(Task)
Every entry needs to be printed exactly, please.

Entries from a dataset
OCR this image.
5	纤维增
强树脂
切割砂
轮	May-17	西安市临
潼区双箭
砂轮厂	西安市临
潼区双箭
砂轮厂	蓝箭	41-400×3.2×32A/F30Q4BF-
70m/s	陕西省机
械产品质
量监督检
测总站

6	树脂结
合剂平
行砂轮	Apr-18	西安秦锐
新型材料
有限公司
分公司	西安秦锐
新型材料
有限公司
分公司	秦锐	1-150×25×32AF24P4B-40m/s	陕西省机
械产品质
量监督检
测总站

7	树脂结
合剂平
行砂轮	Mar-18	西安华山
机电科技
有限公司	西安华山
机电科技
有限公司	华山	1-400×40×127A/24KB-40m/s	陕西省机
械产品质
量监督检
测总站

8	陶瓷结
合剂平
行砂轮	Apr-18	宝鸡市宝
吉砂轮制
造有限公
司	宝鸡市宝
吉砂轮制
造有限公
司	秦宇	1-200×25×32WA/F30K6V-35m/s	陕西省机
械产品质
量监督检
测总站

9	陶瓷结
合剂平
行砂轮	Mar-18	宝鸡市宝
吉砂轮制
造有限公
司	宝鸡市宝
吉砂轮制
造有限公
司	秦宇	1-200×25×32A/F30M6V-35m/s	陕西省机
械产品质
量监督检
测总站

(The answer)
OCR this image.
5	纤维增
强树脂
切割砂
轮	May-17	西安市临
潼区双箭
砂轮厂	西安市临
潼区双箭
砂轮厂	蓝箭	41-400×3.2×32A/F30Q4BF-
70m/s	陕西省机
械产品质
量监督检
测总站

6	树脂结
合剂平
行砂轮	Apr-18	西安秦锐
新型材料
有限公司
分公司	西安秦锐
新型材料
有限公司
分公司	秦锐	1-150×25×32AF24P4B-40m/s	陕西省机
械产品质
量监督检
测总站

7	树脂结
合剂平
行砂轮	Mar-18	西安华山
机电科技
有限公司	西安华山
机电科技
有限公司	华山	1-400×40×127A/24KB-40m/s	陕西省机
械产品质
量监督检
测总站

8	陶瓷结
合剂平
行砂轮	Apr-18	宝鸡市宝
吉砂轮制
造有限公
司	宝鸡市宝
吉砂轮制
造有限公
司	秦宇	1-200×25×32WA/F30K6V-35m/s	陕西省机
械产品质
量监督检
测总站

9	陶瓷结
合剂平
行砂轮	Mar-18	宝鸡市宝
吉砂轮制
造有限公
司	宝鸡市宝
吉砂轮制
造有限公
司	秦宇	1-200×25×32A/F30M6V-35m/s	陕西省机
械产品质
量监督检
测总站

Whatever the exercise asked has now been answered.